* **Instructions to follow**
Below is a block of records: output all of them exactly and leave out the pictures.

[Records about charts and figures]
---

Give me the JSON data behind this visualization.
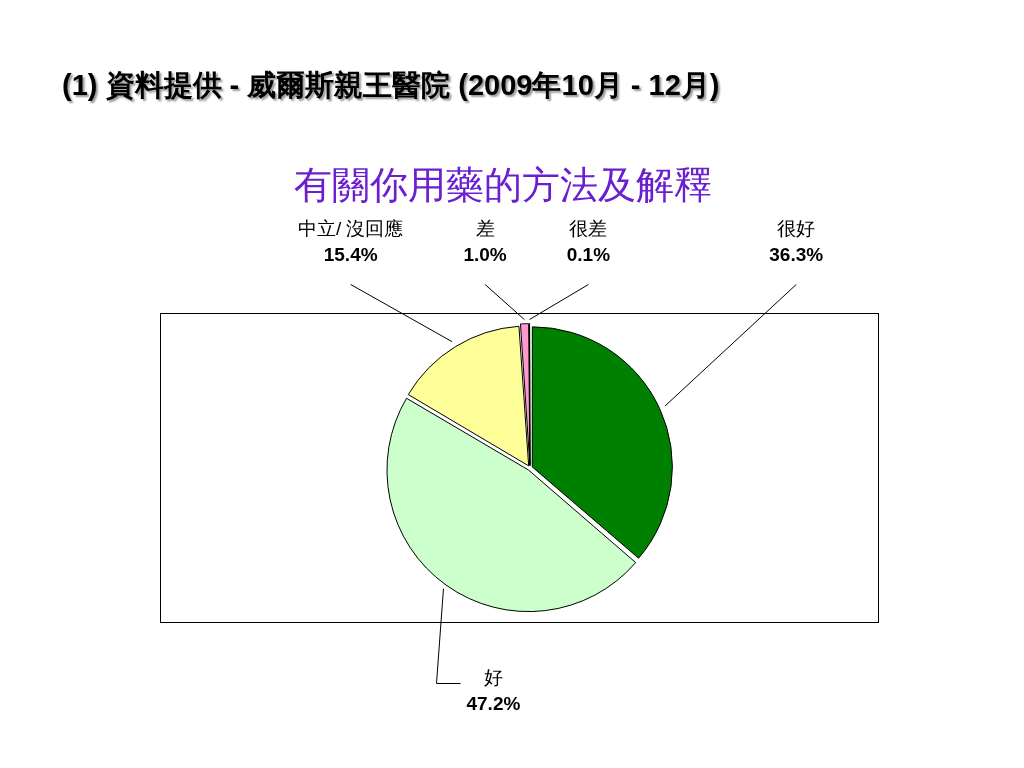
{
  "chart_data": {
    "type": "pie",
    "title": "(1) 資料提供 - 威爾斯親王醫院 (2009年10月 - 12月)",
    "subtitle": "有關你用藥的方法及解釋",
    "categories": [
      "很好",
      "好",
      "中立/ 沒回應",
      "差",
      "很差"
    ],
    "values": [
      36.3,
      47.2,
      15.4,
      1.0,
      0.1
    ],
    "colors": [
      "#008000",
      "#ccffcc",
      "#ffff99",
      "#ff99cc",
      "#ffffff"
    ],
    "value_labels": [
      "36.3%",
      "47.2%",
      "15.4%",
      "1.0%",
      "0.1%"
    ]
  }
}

---

* **Exercise answer**
Give me the JSON data behind this visualization.
{
  "chart_data": {
    "type": "pie",
    "title": "(1) 資料提供 - 威爾斯親王醫院 (2009年10月 - 12月)",
    "subtitle": "有關你用藥的方法及解釋",
    "categories": [
      "很好",
      "好",
      "中立/ 沒回應",
      "差",
      "很差"
    ],
    "values": [
      36.3,
      47.2,
      15.4,
      1.0,
      0.1
    ],
    "colors": [
      "#008000",
      "#ccffcc",
      "#ffff99",
      "#ff99cc",
      "#ffffff"
    ],
    "value_labels": [
      "36.3%",
      "47.2%",
      "15.4%",
      "1.0%",
      "0.1%"
    ]
  }
}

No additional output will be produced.